(Recorded data)
□ □ □ □

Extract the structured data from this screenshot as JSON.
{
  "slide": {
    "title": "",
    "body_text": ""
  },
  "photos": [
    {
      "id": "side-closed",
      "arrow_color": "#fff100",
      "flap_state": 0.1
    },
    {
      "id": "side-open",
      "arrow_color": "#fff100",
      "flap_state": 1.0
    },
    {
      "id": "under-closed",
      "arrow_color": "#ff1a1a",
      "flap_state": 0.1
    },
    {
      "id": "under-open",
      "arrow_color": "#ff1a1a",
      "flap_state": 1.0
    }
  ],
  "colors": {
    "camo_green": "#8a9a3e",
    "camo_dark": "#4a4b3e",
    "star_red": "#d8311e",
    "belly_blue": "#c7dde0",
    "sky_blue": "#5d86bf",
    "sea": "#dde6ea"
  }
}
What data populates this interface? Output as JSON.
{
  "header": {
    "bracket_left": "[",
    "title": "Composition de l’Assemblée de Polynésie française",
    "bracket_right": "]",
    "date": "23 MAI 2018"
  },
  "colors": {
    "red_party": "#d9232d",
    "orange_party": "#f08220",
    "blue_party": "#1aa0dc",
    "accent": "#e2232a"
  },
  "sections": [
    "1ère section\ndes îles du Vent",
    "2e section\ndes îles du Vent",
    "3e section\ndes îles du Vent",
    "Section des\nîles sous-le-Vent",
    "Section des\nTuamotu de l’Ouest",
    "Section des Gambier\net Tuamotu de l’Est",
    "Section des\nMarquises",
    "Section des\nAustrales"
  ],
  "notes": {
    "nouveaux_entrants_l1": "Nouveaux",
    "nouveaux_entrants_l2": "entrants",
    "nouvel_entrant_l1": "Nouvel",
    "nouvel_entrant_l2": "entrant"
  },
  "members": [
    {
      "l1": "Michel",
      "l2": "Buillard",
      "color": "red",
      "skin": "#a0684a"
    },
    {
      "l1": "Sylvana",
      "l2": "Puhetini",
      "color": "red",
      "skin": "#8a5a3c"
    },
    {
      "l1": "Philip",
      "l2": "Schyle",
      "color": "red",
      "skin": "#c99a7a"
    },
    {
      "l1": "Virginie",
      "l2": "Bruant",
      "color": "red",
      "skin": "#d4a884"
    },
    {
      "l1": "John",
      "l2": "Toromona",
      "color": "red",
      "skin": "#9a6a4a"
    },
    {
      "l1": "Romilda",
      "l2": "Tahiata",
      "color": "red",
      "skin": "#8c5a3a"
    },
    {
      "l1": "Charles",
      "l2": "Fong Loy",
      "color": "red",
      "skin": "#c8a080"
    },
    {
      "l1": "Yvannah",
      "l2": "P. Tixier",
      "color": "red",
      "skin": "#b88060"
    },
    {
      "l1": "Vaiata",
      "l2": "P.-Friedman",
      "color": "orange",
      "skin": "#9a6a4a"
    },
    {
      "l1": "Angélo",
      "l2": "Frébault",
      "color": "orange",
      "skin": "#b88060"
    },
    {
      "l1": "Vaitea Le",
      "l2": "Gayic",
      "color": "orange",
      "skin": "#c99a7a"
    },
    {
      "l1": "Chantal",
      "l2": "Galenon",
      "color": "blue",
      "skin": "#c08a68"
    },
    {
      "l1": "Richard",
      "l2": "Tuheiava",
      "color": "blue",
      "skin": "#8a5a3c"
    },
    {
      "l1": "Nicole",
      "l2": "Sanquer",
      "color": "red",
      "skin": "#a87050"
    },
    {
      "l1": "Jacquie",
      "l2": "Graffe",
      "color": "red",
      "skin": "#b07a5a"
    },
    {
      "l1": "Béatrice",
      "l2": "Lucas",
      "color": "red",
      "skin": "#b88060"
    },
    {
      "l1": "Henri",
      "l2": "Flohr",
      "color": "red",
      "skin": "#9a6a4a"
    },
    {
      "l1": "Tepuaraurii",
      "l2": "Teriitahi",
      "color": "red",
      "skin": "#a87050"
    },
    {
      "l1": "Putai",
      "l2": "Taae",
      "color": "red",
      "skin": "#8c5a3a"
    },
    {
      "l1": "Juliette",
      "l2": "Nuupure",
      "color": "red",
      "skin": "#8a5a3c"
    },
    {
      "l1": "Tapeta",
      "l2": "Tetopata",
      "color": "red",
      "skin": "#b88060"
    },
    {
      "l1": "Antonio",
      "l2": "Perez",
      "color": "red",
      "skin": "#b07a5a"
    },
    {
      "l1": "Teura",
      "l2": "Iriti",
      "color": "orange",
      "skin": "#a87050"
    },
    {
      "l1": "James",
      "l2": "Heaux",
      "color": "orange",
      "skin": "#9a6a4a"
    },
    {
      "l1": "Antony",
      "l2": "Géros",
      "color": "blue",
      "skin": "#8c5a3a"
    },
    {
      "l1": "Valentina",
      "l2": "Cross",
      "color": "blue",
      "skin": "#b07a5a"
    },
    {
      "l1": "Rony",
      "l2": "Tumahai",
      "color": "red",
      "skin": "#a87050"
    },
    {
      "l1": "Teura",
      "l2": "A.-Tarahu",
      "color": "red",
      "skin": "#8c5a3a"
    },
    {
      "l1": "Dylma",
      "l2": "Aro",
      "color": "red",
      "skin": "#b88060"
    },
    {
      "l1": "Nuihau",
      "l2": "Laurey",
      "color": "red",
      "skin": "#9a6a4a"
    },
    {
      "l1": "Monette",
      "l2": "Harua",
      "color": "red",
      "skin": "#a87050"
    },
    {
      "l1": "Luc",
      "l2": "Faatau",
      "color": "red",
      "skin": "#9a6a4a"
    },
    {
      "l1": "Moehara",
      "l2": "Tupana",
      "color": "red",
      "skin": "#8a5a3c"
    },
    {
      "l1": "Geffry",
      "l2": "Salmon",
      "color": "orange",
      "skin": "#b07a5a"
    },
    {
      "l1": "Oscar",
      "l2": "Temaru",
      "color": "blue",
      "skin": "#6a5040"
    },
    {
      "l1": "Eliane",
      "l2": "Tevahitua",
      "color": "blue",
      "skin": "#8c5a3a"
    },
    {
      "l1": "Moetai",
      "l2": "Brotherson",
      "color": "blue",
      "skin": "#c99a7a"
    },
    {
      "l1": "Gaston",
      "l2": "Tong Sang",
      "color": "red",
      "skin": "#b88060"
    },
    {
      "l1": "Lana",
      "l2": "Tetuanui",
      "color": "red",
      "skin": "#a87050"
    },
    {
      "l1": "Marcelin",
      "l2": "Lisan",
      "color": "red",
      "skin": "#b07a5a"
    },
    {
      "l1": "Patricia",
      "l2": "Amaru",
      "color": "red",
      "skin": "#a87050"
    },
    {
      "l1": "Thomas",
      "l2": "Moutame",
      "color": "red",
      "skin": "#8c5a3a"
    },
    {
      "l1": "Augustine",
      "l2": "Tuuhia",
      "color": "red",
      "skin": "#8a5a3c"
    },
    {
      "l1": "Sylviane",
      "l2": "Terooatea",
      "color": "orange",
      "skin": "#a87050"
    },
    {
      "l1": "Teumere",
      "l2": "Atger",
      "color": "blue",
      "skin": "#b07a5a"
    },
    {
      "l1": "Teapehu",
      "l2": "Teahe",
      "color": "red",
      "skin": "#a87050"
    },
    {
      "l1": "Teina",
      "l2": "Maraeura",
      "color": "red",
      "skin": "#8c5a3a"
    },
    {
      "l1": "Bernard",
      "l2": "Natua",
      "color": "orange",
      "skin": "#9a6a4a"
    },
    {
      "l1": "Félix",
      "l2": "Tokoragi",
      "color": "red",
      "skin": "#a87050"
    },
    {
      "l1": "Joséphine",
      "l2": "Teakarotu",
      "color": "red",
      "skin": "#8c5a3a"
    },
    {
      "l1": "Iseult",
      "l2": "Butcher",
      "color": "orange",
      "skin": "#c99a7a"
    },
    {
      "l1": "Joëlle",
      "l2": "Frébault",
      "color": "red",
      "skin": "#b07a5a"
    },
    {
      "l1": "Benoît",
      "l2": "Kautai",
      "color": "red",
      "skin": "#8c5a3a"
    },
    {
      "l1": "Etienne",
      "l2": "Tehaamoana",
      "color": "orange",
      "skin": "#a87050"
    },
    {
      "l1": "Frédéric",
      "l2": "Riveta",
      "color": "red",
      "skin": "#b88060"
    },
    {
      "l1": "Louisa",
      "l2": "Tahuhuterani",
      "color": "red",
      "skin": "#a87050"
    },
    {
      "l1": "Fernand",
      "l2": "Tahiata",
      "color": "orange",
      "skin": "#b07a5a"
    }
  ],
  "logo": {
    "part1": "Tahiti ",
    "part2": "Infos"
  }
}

□ □ □ □

— Aim —
Determine the number of lines containing "JSON". Write only that number.

— The result —
2